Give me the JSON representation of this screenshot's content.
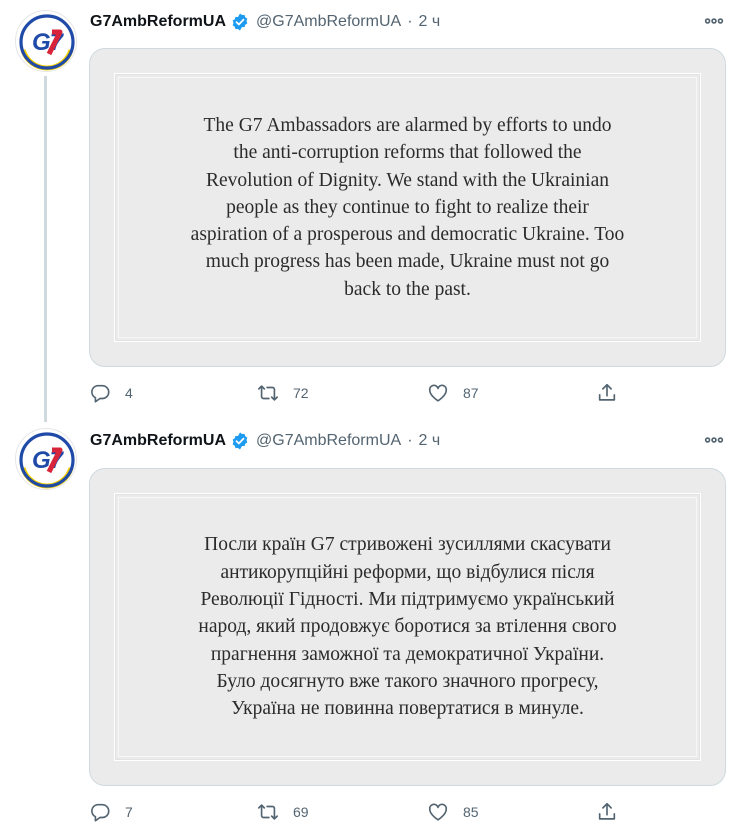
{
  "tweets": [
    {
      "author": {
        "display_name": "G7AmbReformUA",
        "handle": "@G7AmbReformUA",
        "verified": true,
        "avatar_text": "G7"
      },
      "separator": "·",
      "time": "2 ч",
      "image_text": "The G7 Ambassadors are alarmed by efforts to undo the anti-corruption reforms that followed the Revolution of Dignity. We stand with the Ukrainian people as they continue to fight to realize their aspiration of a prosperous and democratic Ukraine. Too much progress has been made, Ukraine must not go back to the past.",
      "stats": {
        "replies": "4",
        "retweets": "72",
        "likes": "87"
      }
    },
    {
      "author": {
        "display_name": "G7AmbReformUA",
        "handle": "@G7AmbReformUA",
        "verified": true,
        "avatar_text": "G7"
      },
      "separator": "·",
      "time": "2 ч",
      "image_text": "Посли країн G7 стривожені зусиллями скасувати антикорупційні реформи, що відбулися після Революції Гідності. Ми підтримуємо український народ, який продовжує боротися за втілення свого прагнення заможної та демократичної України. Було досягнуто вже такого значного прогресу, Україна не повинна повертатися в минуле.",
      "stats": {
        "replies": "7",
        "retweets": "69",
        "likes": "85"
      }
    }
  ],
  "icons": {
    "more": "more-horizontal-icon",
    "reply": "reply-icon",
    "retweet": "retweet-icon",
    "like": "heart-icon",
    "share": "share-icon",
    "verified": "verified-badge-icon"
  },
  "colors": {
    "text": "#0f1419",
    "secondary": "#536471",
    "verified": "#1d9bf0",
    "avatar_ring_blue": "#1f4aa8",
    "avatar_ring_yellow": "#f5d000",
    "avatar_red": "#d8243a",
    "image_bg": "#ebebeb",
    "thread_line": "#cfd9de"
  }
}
------------------------------------------------------------------------
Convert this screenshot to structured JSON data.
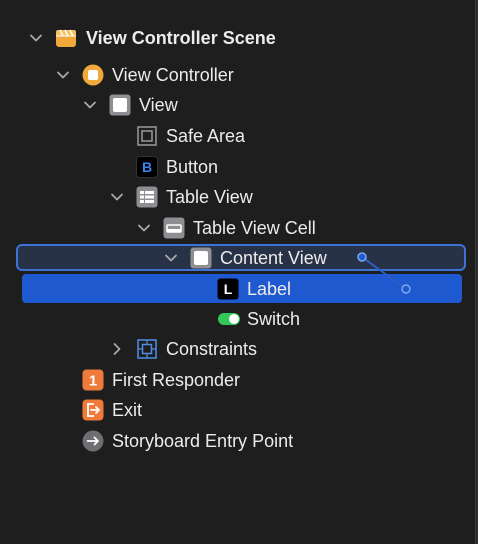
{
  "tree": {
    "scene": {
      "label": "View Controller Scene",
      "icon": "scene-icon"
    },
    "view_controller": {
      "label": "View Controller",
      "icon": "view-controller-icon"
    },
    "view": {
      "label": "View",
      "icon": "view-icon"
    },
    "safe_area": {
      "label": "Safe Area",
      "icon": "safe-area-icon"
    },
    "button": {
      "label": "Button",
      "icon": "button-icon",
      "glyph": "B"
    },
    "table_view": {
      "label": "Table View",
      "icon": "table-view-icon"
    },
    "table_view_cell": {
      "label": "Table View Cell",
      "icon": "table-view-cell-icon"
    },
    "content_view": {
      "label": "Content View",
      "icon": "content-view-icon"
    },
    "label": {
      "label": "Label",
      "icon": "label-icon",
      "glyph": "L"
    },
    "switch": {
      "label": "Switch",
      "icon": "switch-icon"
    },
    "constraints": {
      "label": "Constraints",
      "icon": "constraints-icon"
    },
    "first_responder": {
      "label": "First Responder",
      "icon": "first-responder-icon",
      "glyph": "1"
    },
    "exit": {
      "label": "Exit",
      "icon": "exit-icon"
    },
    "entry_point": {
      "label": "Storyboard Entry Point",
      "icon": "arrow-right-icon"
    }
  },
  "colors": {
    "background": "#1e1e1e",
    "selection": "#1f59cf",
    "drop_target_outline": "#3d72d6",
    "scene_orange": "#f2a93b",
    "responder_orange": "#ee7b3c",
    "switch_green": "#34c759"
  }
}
------------------------------------------------------------------------
## [What you need to do]
Across the entries above, how many lines contain "JSON"? Provide only the count.

## [Answer to the problem]
2